• _Assignment_:
Print the records below exactly, omitting all pictures.

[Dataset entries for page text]
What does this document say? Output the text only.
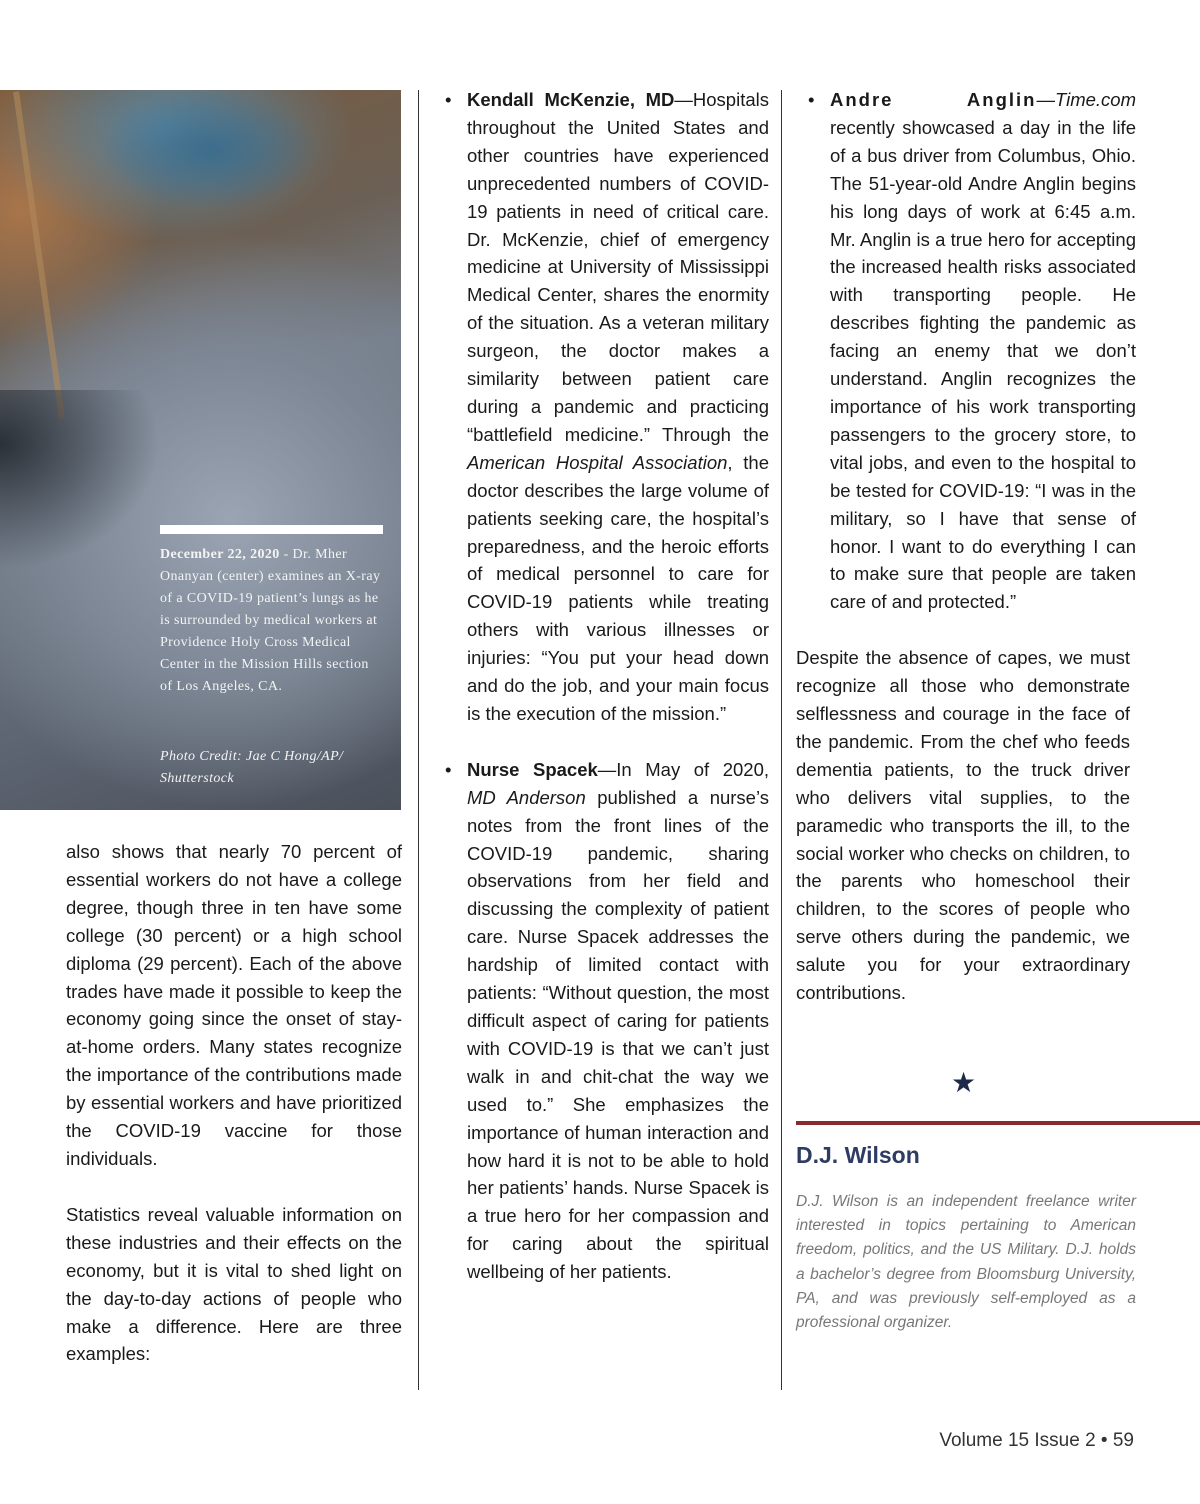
December 22, 2020 - Dr. Mher Onanyan (center) examines an X-ray of a COVID-19 patient’s lungs as he is surrounded by medical workers at Providence Holy Cross Medical Center in the Mission Hills section of Los Angeles, CA.
Photo Credit: Jae C Hong/AP/ Shutterstock

also shows that nearly 70 percent of essential workers do not have a college degree, though three in ten have some college (30 percent) or a high school diploma (29 percent). Each of the above trades have made it possible to keep the economy going since the onset of stay-at-home orders. Many states recognize the importance of the contributions made by essential workers and have prioritized the COVID-19 vaccine for those individuals.

Statistics reveal valuable information on these industries and their effects on the economy, but it is vital to shed light on the day-to-day actions of people who make a difference. Here are three examples:

• Kendall McKenzie, MD—Hospitals throughout the United States and other countries have experienced unprecedented numbers of COVID-19 patients in need of critical care. Dr. McKenzie, chief of emergency medicine at University of Mississippi Medical Center, shares the enormity of the situation. As a veteran military surgeon, the doctor makes a similarity between patient care during a pandemic and practicing “battlefield medicine.” Through the American Hospital Association, the doctor describes the large volume of patients seeking care, the hospital’s preparedness, and the heroic efforts of medical personnel to care for COVID-19 patients while treating others with various illnesses or injuries: “You put your head down and do the job, and your main focus is the execution of the mission.”
• Nurse Spacek—In May of 2020, MD Anderson published a nurse’s notes from the front lines of the COVID-19 pandemic, sharing observations from her field and discussing the complexity of patient care. Nurse Spacek addresses the hardship of limited contact with patients: “Without question, the most difficult aspect of caring for patients with COVID-19 is that we can’t just walk in and chit-chat the way we used to.” She emphasizes the importance of human interaction and how hard it is not to be able to hold her patients’ hands. Nurse Spacek is a true hero for her compassion and for caring about the spiritual wellbeing of her patients.
• Andre Anglin—Time.com recently showcased a day in the life of a bus driver from Columbus, Ohio. The 51-year-old Andre Anglin begins his long days of work at 6:45 a.m. Mr. Anglin is a true hero for accepting the increased health risks associated with transporting people. He describes fighting the pandemic as facing an enemy that we don’t understand. Anglin recognizes the importance of his work transporting passengers to the grocery store, to vital jobs, and even to the hospital to be tested for COVID-19: “I was in the military, so I have that sense of honor. I want to do everything I can to make sure that people are taken care of and protected.”

Despite the absence of capes, we must recognize all those who demonstrate selflessness and courage in the face of the pandemic. From the chef who feeds dementia patients, to the truck driver who delivers vital supplies, to the paramedic who transports the ill, to the social worker who checks on children, to the parents who homeschool their children, to the scores of people who serve others during the pandemic, we salute you for your extraordinary contributions.

★
D.J. Wilson
D.J. Wilson is an independent freelance writer interested in topics pertaining to American freedom, politics, and the US Military. D.J. holds a bachelor’s degree from Bloomsburg University, PA, and was previously self-employed as a professional organizer.
Volume 15 Issue 2 • 59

• _Exercise output_:
What does this document say? Output the text only.
December 22, 2020 - Dr. Mher Onanyan (center) examines an X-ray of a COVID-19 patient’s lungs as he is surrounded by medical workers at Providence Holy Cross Medical Center in the Mission Hills section of Los Angeles, CA.
Photo Credit: Jae C Hong/AP/ Shutterstock

also shows that nearly 70 percent of essential workers do not have a college degree, though three in ten have some college (30 percent) or a high school diploma (29 percent). Each of the above trades have made it possible to keep the economy going since the onset of stay-at-home orders. Many states recognize the importance of the contributions made by essential workers and have prioritized the COVID-19 vaccine for those individuals.

Statistics reveal valuable information on these industries and their effects on the economy, but it is vital to shed light on the day-to-day actions of people who make a difference. Here are three examples:

• Kendall McKenzie, MD—Hospitals throughout the United States and other countries have experienced unprecedented numbers of COVID-19 patients in need of critical care. Dr. McKenzie, chief of emergency medicine at University of Mississippi Medical Center, shares the enormity of the situation. As a veteran military surgeon, the doctor makes a similarity between patient care during a pandemic and practicing “battlefield medicine.” Through the American Hospital Association, the doctor describes the large volume of patients seeking care, the hospital’s preparedness, and the heroic efforts of medical personnel to care for COVID-19 patients while treating others with various illnesses or injuries: “You put your head down and do the job, and your main focus is the execution of the mission.”
• Nurse Spacek—In May of 2020, MD Anderson published a nurse’s notes from the front lines of the COVID-19 pandemic, sharing observations from her field and discussing the complexity of patient care. Nurse Spacek addresses the hardship of limited contact with patients: “Without question, the most difficult aspect of caring for patients with COVID-19 is that we can’t just walk in and chit-chat the way we used to.” She emphasizes the importance of human interaction and how hard it is not to be able to hold her patients’ hands. Nurse Spacek is a true hero for her compassion and for caring about the spiritual wellbeing of her patients.
• Andre Anglin—Time.com recently showcased a day in the life of a bus driver from Columbus, Ohio. The 51-year-old Andre Anglin begins his long days of work at 6:45 a.m. Mr. Anglin is a true hero for accepting the increased health risks associated with transporting people. He describes fighting the pandemic as facing an enemy that we don’t understand. Anglin recognizes the importance of his work transporting passengers to the grocery store, to vital jobs, and even to the hospital to be tested for COVID-19: “I was in the military, so I have that sense of honor. I want to do everything I can to make sure that people are taken care of and protected.”

Despite the absence of capes, we must recognize all those who demonstrate selflessness and courage in the face of the pandemic. From the chef who feeds dementia patients, to the truck driver who delivers vital supplies, to the paramedic who transports the ill, to the social worker who checks on children, to the parents who homeschool their children, to the scores of people who serve others during the pandemic, we salute you for your extraordinary contributions.

★
D.J. Wilson
D.J. Wilson is an independent freelance writer interested in topics pertaining to American freedom, politics, and the US Military. D.J. holds a bachelor’s degree from Bloomsburg University, PA, and was previously self-employed as a professional organizer.
Volume 15 Issue 2 • 59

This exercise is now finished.